Relevés de l'emplacement des éléments:
......

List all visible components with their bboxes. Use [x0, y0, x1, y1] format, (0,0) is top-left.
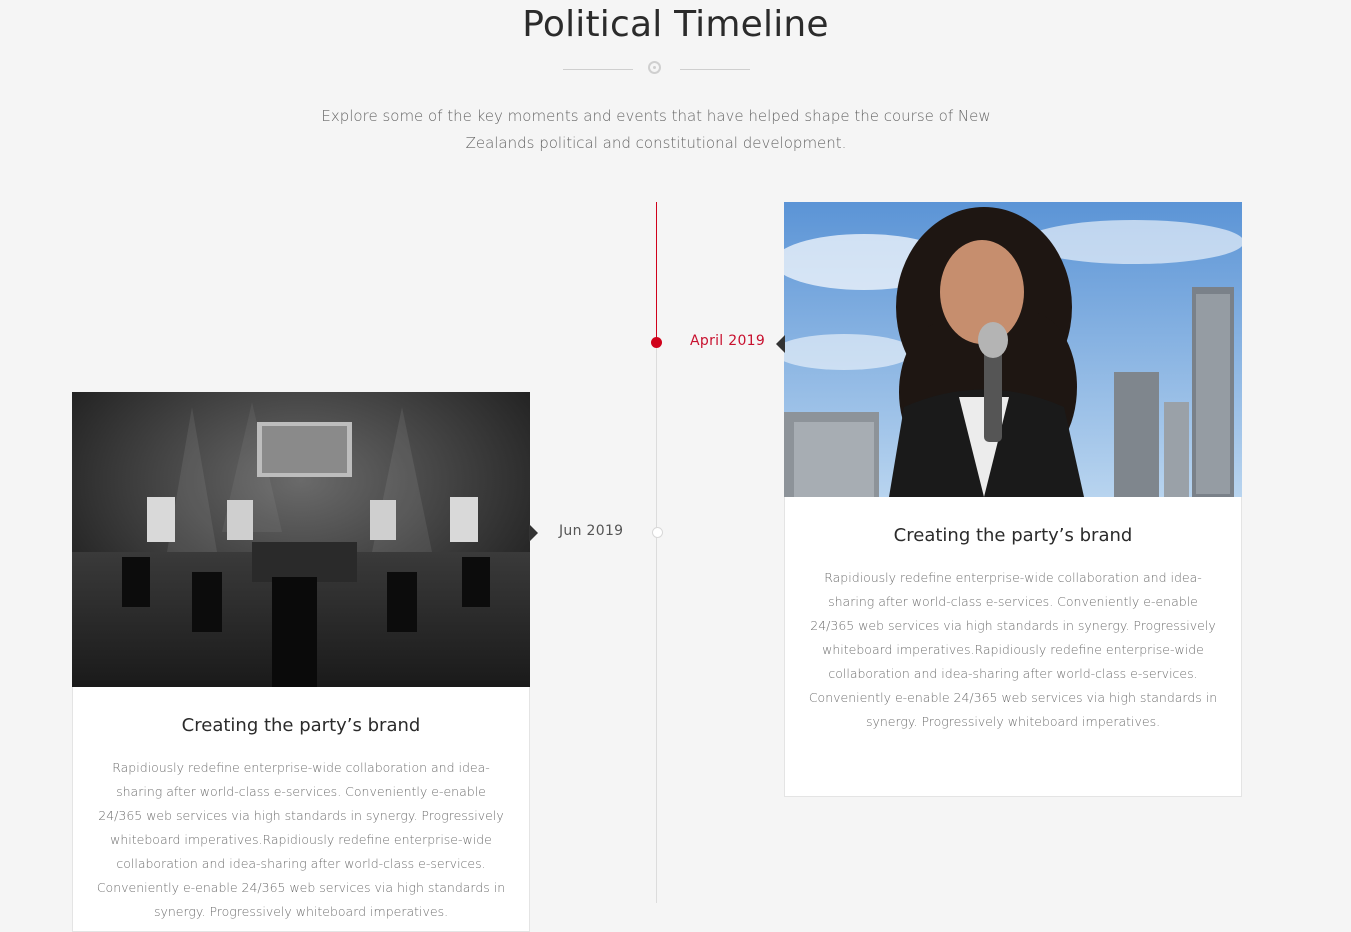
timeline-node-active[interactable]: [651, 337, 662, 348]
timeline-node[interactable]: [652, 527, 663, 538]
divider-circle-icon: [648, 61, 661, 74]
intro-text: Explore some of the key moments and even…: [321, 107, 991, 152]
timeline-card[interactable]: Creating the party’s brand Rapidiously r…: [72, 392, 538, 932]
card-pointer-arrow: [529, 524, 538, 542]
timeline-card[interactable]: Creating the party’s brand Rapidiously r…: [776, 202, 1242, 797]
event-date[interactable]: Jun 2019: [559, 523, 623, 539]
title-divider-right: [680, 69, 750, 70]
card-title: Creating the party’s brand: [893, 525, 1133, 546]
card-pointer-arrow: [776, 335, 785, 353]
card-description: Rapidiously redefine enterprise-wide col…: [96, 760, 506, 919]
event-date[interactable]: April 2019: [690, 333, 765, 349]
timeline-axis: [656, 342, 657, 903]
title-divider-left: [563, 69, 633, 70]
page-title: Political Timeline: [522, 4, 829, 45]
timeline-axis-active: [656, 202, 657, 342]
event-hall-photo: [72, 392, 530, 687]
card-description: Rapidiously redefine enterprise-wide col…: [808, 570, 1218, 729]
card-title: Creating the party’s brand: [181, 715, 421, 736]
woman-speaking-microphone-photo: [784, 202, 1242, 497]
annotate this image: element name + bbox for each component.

......

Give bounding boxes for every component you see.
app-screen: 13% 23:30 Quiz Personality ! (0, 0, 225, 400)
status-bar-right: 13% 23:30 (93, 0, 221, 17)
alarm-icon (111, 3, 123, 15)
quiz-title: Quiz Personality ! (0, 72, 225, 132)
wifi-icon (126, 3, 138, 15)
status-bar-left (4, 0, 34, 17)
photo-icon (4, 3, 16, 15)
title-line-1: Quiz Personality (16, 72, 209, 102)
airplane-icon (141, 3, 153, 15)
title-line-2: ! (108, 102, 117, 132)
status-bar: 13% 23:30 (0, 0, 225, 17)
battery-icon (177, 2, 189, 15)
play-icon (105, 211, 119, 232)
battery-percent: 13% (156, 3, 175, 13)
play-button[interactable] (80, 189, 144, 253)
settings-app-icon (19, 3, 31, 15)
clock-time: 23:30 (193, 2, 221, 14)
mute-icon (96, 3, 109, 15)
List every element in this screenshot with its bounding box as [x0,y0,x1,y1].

......

Recopiez à l'identique le passage du matériel qui va de la ligne contenant « List all visible » jusqu'à la ligne contenant « title-divider-right: [680, 69, 750, 70] », ces deux lignes comprises. Laissez les images de côté dans votre réponse.

List all visible components with their bboxes. Use [x0, y0, x1, y1] format, (0,0) is top-left.
timeline-node-active[interactable]: [651, 337, 662, 348]
timeline-node[interactable]: [652, 527, 663, 538]
divider-circle-icon: [648, 61, 661, 74]
intro-text: Explore some of the key moments and even…: [321, 107, 991, 152]
timeline-card[interactable]: Creating the party’s brand Rapidiously r…: [72, 392, 538, 932]
card-pointer-arrow: [529, 524, 538, 542]
timeline-card[interactable]: Creating the party’s brand Rapidiously r…: [776, 202, 1242, 797]
event-date[interactable]: Jun 2019: [559, 523, 623, 539]
title-divider-right: [680, 69, 750, 70]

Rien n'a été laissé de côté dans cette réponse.